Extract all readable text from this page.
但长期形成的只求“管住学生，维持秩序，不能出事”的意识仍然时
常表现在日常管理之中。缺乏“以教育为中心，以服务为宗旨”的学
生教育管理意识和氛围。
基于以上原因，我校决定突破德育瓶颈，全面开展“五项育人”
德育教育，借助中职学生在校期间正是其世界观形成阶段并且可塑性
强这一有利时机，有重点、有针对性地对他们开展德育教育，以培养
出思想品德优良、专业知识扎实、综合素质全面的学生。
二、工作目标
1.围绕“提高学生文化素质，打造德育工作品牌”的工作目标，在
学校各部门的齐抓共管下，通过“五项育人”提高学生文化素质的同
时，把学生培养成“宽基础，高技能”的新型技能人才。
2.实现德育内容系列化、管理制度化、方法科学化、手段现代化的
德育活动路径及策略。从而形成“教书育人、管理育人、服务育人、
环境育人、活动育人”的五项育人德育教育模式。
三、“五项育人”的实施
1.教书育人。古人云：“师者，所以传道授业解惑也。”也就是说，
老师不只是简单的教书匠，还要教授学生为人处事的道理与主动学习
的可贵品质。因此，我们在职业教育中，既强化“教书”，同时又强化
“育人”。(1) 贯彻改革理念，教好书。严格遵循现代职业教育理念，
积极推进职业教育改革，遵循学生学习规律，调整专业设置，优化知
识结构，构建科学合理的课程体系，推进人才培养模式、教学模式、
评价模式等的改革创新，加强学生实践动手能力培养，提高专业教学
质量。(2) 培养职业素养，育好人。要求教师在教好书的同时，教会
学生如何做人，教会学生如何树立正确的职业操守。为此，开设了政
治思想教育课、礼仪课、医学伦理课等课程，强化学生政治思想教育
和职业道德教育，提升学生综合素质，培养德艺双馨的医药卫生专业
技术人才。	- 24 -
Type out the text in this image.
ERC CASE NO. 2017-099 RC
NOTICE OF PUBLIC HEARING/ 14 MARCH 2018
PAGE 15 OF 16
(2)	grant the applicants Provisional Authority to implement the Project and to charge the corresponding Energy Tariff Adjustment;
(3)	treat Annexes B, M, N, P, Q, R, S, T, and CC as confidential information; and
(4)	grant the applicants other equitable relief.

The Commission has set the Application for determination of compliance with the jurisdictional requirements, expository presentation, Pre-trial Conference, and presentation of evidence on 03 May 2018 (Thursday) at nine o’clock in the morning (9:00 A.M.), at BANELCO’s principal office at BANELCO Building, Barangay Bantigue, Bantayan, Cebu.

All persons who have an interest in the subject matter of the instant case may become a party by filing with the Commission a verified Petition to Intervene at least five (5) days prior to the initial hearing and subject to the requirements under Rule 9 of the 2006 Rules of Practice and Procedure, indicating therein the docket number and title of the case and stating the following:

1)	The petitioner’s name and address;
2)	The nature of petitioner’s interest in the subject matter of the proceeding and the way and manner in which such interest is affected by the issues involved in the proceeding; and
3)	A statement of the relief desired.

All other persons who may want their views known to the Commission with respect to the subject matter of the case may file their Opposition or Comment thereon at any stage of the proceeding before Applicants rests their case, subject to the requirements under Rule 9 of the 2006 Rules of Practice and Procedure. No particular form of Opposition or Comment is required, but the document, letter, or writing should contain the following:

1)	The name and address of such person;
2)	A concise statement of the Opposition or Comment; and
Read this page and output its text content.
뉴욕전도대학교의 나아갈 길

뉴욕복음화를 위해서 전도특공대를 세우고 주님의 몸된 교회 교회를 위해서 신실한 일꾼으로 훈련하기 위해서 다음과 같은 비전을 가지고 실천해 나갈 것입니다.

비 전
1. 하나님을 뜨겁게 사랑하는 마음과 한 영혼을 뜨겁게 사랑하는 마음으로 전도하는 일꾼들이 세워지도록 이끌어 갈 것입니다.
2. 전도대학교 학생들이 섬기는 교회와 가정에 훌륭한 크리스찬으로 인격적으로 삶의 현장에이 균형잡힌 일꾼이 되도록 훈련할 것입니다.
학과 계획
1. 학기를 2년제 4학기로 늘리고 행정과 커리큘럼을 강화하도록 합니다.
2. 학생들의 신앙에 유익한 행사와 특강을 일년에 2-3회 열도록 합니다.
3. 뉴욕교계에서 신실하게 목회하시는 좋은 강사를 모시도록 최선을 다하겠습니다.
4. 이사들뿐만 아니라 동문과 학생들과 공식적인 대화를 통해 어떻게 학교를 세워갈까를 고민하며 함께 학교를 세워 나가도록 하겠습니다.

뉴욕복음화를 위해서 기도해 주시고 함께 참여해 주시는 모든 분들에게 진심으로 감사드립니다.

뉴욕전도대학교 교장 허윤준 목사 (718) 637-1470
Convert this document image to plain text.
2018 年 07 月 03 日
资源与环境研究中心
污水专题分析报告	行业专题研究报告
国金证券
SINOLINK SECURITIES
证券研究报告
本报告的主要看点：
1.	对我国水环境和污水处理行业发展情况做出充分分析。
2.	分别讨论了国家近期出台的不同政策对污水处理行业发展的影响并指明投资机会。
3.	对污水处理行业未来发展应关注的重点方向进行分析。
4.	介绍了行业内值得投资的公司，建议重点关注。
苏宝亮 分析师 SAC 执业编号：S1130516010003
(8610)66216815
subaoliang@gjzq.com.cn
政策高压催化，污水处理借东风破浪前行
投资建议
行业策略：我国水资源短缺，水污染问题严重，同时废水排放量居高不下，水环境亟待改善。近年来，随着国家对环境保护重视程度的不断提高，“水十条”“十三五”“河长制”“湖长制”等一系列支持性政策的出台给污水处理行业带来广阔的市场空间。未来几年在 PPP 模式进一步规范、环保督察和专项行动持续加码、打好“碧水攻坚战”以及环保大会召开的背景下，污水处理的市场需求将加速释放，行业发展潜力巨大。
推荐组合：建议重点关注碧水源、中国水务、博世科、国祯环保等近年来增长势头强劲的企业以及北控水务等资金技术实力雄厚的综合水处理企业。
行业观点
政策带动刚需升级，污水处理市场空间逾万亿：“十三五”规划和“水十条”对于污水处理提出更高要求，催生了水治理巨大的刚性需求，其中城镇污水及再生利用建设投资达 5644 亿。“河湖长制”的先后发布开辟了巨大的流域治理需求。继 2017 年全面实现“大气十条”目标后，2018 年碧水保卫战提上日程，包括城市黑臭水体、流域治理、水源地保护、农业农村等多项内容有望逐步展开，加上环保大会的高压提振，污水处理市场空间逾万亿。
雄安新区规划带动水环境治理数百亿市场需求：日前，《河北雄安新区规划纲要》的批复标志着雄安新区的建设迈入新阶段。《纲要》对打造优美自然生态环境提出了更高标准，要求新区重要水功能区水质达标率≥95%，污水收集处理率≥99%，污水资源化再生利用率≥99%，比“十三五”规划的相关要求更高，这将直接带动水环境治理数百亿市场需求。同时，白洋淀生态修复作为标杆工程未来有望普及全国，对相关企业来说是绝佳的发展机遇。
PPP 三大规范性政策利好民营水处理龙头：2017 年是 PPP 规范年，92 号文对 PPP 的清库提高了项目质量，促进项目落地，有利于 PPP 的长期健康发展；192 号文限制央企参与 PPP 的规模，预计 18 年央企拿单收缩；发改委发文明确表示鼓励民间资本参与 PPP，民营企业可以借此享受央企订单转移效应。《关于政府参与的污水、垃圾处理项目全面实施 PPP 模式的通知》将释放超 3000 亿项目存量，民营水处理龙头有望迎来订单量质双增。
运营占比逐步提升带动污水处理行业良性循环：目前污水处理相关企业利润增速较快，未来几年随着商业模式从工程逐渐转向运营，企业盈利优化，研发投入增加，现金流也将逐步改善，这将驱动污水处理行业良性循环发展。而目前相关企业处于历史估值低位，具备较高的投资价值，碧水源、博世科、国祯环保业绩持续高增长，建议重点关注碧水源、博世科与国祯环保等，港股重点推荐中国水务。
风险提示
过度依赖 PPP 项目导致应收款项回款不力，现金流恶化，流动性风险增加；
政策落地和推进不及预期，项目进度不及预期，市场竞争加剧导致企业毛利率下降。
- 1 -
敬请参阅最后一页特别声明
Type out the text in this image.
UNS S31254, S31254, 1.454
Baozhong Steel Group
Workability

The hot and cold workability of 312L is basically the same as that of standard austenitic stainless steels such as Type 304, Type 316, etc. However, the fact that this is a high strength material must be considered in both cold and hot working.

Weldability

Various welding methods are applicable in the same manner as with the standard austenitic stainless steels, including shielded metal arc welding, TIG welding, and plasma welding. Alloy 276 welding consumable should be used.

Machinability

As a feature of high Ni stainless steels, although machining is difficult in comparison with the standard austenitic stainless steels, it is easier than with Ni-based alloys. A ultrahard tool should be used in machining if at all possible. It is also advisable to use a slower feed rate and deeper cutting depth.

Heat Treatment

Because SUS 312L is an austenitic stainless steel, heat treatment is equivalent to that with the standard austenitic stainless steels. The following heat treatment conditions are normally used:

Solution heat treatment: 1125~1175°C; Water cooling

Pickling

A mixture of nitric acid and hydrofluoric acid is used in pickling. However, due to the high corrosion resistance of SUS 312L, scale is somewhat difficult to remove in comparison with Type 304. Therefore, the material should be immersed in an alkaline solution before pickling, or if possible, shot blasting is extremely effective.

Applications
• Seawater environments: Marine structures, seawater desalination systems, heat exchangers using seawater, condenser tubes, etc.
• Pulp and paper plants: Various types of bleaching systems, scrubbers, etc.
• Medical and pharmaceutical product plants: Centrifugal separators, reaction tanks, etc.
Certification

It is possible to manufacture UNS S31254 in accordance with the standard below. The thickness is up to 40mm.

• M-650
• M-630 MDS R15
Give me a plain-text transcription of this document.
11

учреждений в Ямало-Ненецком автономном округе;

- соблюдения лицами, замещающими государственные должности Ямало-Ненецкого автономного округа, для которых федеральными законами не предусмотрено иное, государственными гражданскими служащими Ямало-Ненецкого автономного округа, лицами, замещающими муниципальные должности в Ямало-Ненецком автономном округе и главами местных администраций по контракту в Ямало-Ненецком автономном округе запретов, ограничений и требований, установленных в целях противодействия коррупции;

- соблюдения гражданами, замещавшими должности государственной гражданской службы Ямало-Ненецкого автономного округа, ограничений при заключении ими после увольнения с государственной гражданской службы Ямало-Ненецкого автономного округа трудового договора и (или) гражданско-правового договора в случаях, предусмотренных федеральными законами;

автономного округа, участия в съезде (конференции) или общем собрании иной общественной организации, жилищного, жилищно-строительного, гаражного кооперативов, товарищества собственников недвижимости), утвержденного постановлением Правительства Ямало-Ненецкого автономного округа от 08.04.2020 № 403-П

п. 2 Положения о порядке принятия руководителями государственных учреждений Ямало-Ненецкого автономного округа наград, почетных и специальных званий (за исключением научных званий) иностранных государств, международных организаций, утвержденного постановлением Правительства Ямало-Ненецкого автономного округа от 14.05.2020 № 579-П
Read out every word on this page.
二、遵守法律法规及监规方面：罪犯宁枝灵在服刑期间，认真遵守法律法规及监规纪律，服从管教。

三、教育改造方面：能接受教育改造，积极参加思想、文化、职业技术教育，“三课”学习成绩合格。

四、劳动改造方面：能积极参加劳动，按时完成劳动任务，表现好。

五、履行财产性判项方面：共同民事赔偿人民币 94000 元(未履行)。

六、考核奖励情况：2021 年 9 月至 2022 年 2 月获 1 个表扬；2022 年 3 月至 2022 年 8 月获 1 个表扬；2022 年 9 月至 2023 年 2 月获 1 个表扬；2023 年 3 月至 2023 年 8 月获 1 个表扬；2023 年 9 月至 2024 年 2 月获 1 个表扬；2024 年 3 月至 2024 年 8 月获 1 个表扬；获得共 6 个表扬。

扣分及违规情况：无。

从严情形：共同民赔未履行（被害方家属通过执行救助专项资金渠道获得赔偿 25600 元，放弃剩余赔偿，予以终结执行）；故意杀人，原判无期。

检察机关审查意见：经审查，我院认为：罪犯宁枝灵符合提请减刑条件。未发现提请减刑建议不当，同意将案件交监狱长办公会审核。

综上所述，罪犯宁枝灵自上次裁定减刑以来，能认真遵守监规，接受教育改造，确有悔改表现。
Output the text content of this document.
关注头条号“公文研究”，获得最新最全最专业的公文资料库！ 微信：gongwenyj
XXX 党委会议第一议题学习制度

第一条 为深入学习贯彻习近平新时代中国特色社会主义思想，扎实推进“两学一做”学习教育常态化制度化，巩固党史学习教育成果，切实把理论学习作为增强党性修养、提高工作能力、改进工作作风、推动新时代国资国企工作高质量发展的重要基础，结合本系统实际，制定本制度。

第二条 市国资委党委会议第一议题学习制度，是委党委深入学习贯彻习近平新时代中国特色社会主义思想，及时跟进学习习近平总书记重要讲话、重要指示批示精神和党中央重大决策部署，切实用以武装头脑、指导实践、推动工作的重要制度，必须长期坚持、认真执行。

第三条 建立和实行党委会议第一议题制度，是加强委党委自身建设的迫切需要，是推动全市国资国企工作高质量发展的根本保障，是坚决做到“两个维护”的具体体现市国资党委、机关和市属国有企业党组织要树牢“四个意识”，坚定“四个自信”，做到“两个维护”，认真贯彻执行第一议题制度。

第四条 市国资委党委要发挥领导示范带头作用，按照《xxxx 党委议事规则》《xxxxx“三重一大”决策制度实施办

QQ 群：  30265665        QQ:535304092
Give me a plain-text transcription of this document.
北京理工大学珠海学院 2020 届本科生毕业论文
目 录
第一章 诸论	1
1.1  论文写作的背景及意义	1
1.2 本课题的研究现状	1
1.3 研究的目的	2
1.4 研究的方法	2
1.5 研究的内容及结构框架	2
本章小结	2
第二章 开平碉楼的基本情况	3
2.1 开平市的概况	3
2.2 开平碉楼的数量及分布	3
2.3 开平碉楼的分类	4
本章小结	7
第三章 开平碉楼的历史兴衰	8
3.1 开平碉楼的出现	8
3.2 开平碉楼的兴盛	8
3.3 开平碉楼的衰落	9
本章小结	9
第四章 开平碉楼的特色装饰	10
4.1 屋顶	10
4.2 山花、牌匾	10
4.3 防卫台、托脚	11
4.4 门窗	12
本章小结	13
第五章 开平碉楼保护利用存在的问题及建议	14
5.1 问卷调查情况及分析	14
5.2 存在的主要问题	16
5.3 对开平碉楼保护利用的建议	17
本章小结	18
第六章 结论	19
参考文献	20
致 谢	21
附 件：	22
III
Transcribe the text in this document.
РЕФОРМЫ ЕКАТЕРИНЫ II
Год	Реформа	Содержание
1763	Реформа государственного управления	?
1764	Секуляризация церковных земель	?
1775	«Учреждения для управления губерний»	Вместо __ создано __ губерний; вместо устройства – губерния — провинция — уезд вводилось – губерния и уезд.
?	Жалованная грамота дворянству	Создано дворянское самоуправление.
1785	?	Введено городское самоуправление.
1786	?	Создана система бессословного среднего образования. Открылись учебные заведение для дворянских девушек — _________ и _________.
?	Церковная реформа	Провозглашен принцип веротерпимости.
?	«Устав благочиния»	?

^^^^^^^^

Using the material above, state how many lines include the string "content". Answer with a single number.

2